● **Directions for this task**
Below are records; count the lines in them that hold "کرمان" and give only the count.

● **Dataset rows**
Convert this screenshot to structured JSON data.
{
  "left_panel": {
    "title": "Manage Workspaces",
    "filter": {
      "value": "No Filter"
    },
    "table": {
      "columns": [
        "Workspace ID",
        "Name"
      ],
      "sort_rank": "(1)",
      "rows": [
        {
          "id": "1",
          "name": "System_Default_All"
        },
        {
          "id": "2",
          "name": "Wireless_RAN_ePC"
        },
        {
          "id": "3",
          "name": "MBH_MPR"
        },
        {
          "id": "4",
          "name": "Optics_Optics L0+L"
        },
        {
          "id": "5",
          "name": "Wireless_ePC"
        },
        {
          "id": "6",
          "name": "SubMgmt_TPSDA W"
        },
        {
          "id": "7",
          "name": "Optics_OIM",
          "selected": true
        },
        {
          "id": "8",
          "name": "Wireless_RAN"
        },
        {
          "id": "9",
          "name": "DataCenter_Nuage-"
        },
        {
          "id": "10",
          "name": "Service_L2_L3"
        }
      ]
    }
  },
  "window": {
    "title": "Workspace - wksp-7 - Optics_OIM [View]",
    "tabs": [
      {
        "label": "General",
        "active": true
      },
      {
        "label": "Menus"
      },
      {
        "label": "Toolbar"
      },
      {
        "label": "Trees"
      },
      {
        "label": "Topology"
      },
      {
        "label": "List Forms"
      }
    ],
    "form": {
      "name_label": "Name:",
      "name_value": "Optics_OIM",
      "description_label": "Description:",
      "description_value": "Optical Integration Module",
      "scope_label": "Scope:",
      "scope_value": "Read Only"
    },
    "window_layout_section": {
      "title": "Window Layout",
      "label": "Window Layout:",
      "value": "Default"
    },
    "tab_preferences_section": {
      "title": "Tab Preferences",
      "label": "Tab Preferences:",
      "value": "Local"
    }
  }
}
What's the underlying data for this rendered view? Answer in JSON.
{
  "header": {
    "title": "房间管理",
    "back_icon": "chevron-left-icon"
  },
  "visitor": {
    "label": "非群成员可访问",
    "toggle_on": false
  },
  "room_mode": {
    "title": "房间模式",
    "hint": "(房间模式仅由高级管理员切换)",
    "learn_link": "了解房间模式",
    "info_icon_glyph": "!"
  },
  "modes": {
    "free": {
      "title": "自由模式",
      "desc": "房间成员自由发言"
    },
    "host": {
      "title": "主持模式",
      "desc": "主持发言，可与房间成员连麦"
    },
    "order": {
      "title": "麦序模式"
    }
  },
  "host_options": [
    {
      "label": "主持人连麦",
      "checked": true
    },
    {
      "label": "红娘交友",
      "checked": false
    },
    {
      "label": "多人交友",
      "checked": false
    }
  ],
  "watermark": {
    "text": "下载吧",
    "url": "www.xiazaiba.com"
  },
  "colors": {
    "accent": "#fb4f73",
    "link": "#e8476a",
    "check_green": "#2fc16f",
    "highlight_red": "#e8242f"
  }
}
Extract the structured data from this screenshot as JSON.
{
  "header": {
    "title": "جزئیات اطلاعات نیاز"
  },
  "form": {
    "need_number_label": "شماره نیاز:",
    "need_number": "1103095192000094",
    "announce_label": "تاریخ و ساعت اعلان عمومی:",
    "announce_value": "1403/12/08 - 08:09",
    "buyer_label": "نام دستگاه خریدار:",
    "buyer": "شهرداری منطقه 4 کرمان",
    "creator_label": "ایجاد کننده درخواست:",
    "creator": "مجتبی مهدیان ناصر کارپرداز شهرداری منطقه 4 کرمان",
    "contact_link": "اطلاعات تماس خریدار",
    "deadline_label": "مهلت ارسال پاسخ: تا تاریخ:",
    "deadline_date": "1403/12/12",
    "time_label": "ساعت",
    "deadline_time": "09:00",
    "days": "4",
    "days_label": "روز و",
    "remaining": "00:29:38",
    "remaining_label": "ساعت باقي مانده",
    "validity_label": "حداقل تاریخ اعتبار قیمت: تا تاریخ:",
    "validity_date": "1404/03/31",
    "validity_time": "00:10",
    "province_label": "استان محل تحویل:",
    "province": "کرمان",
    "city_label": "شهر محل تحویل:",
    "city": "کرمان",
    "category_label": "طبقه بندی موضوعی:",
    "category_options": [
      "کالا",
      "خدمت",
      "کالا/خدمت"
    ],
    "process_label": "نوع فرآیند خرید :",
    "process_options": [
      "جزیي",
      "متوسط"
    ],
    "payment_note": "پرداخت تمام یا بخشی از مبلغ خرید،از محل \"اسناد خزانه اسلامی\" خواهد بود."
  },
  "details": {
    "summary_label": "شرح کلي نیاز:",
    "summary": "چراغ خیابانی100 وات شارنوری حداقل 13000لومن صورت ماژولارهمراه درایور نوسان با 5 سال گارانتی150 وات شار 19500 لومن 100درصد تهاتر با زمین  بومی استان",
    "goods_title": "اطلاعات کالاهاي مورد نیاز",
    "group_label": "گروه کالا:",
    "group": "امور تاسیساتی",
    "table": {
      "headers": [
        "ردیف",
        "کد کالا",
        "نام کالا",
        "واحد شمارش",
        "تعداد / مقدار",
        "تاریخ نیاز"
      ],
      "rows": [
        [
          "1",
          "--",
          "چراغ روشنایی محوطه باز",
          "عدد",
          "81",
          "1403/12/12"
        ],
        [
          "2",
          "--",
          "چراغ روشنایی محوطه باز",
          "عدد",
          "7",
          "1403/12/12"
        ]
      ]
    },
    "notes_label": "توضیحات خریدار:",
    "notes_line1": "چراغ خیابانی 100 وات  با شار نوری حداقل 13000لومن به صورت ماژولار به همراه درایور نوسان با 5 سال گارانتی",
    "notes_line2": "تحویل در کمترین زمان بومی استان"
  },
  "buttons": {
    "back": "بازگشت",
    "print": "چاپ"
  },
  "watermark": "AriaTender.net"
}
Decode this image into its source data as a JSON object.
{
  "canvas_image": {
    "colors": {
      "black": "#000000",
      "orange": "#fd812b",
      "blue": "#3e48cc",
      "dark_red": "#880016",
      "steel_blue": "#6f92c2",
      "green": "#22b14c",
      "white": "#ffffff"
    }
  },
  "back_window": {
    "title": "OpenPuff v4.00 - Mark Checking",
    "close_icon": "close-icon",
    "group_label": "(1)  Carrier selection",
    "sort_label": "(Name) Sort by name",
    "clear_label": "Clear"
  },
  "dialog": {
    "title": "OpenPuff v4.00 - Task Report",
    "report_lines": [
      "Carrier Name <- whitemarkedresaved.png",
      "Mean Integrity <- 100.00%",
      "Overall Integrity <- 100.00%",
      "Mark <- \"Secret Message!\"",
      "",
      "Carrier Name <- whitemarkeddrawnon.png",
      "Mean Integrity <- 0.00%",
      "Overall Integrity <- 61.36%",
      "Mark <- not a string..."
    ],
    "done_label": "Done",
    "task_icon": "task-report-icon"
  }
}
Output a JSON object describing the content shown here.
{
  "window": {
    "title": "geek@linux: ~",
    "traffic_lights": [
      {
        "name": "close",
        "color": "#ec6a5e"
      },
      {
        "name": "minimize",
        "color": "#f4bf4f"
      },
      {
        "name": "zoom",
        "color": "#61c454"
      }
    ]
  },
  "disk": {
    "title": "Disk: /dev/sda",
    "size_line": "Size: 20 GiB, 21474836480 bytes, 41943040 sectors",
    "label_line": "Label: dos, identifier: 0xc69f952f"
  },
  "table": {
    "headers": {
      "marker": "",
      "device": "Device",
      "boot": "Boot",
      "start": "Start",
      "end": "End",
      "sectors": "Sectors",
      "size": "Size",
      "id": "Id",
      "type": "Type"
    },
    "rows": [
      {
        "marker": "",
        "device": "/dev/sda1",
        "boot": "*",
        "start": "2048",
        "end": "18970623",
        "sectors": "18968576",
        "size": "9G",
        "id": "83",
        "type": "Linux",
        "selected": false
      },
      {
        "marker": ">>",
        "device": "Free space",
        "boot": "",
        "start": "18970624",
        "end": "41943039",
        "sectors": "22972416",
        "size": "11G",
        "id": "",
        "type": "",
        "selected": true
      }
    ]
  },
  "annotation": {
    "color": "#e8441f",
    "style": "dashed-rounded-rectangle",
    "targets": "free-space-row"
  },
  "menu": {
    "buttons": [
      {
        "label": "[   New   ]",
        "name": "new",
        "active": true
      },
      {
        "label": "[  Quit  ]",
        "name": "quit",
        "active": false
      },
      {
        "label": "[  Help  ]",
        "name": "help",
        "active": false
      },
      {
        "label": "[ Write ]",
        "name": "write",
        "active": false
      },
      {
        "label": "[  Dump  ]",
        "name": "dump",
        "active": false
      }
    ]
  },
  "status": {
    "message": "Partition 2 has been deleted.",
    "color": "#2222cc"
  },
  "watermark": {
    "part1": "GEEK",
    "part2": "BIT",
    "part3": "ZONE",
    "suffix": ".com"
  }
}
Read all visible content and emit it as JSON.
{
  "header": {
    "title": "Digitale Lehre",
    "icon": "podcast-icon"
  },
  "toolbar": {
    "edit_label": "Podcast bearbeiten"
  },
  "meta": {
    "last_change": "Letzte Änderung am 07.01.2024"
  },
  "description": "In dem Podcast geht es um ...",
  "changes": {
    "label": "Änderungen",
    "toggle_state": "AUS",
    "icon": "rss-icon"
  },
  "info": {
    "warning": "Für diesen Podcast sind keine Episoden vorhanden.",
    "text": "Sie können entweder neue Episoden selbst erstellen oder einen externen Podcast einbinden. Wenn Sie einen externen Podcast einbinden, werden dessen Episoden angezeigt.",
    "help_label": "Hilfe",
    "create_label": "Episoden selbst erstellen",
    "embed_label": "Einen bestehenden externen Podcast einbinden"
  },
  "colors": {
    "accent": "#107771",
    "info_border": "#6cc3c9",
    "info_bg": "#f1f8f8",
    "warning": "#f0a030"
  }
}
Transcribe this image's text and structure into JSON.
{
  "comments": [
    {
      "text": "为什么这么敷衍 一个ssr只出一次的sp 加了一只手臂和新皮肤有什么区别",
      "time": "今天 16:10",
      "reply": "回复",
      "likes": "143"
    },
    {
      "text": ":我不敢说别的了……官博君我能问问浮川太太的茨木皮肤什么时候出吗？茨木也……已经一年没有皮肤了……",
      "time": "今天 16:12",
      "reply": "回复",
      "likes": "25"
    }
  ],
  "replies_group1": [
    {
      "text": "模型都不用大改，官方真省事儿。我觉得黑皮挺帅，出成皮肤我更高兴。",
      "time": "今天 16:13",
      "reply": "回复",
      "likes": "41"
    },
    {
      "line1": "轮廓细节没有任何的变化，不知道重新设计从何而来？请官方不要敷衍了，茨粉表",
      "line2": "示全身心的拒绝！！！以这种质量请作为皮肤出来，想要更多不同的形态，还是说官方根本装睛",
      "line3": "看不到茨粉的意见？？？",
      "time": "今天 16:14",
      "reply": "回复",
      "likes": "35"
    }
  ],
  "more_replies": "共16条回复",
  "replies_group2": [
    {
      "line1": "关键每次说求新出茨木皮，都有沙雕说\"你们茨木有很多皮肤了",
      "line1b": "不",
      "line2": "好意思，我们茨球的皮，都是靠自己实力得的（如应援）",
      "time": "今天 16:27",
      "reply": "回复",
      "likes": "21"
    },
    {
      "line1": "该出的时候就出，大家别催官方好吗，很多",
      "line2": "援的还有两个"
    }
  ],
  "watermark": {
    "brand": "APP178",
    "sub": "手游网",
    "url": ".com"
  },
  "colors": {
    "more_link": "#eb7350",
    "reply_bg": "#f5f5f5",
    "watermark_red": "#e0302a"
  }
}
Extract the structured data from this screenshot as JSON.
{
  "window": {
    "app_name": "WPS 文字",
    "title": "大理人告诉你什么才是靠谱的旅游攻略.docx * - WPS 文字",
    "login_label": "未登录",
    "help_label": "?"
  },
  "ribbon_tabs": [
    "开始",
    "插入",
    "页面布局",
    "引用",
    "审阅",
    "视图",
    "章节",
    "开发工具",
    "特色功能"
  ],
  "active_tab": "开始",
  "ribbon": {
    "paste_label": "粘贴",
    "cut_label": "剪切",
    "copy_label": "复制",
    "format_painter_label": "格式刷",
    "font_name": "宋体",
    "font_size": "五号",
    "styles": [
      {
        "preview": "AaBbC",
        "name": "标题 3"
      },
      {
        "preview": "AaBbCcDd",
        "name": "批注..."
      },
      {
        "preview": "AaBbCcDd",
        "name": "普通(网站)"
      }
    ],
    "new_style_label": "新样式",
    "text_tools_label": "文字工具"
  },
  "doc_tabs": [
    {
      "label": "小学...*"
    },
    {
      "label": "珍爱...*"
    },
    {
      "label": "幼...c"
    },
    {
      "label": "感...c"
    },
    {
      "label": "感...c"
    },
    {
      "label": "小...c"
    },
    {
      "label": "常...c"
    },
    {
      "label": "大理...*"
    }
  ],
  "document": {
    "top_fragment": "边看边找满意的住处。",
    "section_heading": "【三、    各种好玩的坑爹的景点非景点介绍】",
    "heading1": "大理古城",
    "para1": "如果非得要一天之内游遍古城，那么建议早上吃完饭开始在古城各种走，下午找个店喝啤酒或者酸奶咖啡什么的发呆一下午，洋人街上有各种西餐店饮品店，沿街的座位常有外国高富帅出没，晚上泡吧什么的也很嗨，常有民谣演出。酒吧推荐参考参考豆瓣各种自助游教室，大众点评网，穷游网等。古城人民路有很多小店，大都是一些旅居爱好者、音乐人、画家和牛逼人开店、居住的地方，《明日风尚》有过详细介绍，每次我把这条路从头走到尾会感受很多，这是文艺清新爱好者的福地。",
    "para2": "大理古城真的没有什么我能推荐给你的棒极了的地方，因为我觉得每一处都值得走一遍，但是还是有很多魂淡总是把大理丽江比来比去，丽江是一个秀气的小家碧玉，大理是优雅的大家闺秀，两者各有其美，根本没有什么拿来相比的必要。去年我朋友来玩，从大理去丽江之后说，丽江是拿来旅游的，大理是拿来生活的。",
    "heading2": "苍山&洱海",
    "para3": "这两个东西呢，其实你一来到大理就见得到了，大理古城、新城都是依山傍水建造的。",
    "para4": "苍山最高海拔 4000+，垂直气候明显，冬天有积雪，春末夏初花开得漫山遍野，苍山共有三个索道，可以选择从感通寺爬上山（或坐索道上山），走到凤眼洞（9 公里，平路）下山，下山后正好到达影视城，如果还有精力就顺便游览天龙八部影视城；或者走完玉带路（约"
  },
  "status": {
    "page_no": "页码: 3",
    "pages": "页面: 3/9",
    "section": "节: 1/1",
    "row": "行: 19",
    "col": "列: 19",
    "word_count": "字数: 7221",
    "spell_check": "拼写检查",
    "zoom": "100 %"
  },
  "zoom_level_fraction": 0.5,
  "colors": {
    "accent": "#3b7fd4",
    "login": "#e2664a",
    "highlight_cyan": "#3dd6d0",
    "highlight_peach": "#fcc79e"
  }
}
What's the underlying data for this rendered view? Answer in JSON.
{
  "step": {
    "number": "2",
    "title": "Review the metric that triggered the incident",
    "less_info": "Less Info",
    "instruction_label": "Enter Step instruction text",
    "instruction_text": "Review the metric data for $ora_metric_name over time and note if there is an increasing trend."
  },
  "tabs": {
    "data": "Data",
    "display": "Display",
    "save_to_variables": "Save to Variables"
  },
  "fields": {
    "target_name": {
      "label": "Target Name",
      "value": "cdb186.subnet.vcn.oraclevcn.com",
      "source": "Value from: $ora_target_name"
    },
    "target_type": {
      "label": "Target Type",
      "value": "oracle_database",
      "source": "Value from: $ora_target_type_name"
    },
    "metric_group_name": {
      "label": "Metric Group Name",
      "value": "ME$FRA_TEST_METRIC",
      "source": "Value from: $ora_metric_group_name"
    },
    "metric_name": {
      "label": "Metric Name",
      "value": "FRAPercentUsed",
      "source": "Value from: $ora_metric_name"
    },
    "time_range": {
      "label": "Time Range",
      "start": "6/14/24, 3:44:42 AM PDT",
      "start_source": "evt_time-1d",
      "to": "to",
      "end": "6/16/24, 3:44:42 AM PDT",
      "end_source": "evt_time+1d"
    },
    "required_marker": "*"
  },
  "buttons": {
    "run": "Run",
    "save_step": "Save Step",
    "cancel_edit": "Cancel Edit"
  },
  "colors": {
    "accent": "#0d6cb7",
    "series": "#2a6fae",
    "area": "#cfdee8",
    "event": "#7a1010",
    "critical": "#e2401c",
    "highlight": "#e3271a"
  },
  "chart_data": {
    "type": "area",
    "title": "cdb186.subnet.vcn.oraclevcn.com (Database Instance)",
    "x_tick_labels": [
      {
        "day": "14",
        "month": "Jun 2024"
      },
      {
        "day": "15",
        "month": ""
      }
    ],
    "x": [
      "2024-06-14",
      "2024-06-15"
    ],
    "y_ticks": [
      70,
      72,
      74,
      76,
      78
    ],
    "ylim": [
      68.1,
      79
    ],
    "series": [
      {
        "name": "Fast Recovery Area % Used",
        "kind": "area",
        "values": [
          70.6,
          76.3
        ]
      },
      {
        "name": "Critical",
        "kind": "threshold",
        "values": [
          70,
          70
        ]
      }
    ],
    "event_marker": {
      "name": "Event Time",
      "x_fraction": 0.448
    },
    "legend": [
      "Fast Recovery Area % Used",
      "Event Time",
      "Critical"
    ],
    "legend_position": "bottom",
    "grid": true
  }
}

● **Exercise solution**
4